▶ _Required task_
Where a line of the material contains the string "USDGBP", copy that line.

* Start Data records *

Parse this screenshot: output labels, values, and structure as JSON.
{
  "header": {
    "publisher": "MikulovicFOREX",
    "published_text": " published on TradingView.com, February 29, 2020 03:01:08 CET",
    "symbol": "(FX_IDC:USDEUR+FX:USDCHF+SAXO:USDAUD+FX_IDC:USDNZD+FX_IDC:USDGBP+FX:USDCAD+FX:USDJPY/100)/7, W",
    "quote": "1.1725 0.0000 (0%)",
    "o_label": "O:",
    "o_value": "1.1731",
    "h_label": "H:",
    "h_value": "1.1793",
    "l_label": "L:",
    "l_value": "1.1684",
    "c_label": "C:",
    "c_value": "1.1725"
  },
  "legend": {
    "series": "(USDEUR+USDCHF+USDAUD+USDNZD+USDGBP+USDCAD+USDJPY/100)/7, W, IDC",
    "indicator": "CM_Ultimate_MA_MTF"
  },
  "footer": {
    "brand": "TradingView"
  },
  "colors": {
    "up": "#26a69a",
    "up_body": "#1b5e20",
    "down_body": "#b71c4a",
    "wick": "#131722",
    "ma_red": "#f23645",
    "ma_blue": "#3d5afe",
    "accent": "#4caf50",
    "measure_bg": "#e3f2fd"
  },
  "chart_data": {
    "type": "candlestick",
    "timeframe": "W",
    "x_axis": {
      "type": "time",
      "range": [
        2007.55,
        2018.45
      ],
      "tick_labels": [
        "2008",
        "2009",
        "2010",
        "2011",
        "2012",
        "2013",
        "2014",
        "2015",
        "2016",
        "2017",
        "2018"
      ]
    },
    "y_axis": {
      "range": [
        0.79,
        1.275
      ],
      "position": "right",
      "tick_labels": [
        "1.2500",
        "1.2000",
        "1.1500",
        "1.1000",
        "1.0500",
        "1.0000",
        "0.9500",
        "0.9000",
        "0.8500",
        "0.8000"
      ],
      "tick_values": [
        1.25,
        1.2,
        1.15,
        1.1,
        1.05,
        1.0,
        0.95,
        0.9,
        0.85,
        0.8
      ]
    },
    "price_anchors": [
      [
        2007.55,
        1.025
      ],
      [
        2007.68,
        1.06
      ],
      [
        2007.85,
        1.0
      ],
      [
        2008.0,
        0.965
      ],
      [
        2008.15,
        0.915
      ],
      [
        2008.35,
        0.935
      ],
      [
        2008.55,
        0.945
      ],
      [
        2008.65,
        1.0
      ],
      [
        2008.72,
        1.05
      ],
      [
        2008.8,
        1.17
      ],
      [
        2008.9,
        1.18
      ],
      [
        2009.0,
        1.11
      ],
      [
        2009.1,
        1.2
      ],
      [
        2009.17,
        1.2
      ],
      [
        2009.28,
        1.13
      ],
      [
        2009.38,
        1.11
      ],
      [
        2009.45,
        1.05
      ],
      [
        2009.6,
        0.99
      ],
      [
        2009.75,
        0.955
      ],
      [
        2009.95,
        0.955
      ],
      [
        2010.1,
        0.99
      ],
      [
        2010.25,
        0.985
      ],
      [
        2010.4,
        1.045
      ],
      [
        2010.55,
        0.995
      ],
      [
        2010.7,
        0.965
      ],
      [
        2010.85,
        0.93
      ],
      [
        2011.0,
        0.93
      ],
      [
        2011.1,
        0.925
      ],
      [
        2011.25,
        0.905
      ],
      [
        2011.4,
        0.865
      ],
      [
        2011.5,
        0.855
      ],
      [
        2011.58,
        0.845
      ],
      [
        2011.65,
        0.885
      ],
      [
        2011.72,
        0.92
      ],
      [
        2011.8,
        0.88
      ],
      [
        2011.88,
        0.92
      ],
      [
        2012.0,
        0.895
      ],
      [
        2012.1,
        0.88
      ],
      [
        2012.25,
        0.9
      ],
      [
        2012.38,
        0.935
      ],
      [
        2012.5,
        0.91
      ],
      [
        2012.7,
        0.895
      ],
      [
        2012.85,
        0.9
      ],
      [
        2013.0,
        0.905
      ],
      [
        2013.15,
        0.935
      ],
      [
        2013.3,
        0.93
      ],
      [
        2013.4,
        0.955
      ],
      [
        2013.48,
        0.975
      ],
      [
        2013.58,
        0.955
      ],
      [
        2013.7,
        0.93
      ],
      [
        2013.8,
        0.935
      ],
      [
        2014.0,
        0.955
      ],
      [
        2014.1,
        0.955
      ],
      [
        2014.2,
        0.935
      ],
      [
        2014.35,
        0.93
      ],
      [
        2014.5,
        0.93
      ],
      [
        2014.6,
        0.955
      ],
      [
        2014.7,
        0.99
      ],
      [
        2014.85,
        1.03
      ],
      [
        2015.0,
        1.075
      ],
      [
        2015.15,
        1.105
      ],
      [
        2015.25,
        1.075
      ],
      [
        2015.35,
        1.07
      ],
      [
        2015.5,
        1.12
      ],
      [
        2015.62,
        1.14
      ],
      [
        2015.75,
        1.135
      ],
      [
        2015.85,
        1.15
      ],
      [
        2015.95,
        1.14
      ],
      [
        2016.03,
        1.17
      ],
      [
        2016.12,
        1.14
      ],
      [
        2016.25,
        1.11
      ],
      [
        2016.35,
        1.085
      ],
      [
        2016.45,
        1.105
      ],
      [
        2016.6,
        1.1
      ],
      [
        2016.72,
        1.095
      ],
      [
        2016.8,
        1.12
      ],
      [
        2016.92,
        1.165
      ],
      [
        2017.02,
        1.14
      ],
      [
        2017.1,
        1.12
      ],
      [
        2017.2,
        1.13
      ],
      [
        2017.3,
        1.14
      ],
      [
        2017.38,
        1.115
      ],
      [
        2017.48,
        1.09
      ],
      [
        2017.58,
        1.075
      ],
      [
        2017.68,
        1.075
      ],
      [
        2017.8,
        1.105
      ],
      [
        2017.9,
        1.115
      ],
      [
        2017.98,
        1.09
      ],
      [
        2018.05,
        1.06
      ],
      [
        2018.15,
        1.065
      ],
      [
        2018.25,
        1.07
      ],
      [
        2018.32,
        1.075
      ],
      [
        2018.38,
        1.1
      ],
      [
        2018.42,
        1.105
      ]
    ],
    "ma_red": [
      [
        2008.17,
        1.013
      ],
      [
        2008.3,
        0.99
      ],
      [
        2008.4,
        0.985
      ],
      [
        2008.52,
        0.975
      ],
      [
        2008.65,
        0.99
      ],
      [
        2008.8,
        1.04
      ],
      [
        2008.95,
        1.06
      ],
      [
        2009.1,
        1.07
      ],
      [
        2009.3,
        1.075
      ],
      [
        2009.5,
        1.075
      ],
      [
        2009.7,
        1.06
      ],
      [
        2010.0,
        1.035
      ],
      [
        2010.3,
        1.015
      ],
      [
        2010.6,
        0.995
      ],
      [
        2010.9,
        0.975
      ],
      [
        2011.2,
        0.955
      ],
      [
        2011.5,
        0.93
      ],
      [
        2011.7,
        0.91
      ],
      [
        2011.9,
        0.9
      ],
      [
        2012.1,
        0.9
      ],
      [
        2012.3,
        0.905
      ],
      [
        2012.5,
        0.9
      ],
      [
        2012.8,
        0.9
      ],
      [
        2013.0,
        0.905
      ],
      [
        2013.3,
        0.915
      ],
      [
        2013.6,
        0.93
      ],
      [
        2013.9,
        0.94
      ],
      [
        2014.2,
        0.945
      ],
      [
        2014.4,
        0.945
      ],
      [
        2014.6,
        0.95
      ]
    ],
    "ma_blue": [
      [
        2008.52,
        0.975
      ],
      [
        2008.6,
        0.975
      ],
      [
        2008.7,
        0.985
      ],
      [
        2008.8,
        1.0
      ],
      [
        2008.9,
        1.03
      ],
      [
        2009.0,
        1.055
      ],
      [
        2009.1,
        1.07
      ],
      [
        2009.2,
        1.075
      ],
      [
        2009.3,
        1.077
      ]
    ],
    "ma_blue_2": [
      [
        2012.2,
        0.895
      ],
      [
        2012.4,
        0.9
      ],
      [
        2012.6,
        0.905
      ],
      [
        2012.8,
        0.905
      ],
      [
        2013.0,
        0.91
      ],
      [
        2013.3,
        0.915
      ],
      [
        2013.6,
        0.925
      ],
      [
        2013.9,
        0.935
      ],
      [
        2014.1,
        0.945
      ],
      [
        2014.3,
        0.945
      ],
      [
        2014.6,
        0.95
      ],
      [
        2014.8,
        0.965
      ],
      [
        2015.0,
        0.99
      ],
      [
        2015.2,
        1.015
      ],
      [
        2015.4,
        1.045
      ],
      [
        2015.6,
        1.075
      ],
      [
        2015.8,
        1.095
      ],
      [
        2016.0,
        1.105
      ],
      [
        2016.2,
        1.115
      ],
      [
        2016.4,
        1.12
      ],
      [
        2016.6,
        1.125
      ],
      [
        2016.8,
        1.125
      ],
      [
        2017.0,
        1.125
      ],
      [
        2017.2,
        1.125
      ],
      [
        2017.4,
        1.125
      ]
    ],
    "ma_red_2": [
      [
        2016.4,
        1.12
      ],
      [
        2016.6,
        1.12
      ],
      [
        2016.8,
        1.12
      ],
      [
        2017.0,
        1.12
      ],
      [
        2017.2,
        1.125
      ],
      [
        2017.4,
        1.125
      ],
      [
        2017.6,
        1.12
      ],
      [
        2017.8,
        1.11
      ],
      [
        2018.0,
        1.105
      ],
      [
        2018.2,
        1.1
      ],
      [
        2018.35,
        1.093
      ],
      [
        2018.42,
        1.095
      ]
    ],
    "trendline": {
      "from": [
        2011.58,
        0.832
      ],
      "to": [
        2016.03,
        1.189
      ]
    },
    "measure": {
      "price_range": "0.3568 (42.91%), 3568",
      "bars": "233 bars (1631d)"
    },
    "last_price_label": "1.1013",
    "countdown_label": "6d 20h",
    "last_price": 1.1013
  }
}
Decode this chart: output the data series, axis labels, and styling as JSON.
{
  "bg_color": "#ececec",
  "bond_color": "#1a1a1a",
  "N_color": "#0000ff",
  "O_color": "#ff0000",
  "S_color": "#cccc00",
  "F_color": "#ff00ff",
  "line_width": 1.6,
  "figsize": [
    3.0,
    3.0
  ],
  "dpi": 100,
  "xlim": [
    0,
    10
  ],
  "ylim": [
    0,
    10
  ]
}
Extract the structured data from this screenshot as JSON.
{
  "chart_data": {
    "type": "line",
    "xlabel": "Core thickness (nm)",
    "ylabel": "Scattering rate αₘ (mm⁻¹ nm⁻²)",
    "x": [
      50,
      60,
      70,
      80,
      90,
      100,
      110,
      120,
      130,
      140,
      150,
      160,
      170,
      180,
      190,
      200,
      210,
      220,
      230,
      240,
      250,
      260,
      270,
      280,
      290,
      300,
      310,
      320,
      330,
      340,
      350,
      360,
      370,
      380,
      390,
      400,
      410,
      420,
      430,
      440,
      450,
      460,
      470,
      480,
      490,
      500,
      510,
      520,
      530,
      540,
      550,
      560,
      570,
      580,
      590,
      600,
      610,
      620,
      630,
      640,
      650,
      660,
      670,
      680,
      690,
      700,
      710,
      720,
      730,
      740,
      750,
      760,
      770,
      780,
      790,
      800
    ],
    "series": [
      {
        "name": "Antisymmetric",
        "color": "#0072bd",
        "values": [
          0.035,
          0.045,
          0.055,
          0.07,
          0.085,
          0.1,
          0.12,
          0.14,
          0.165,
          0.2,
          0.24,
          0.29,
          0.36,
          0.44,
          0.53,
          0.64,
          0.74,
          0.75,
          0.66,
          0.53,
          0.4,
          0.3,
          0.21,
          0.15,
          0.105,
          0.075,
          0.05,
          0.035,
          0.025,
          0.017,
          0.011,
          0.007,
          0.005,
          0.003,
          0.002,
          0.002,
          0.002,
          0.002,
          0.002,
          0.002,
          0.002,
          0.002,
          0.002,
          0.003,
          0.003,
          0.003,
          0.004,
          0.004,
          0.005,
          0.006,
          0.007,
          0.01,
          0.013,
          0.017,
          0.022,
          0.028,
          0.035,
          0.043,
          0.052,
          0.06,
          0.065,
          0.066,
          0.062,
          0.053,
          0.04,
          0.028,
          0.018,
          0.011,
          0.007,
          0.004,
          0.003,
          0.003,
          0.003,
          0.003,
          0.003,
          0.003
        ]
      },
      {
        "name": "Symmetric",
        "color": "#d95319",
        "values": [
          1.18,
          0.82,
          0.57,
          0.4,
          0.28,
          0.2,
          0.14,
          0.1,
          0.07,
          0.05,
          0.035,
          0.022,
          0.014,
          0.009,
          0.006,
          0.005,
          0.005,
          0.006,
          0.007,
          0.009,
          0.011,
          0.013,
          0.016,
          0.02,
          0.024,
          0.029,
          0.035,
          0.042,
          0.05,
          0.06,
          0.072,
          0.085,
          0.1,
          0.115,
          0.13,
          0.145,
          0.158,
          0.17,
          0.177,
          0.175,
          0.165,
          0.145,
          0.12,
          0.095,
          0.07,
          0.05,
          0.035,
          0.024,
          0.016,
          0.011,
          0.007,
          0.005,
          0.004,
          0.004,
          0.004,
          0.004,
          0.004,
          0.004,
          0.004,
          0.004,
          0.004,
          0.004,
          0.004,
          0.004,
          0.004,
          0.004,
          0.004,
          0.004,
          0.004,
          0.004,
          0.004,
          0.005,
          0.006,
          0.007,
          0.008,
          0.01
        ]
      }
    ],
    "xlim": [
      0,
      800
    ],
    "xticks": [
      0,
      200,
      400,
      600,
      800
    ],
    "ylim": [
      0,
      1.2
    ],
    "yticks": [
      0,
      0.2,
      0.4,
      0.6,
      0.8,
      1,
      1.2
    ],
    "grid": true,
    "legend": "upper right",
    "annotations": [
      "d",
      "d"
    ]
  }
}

* End Data records *

▶ _Finished answer_
    "symbol": "(FX_IDC:USDEUR+FX:USDCHF+SAXO:USDAUD+FX_IDC:USDNZD+FX_IDC:USDGBP+FX:USDCAD+FX:USDJPY/100)/7, W",
    "series": "(USDEUR+USDCHF+USDAUD+USDNZD+USDGBP+USDCAD+USDJPY/100)/7, W, IDC",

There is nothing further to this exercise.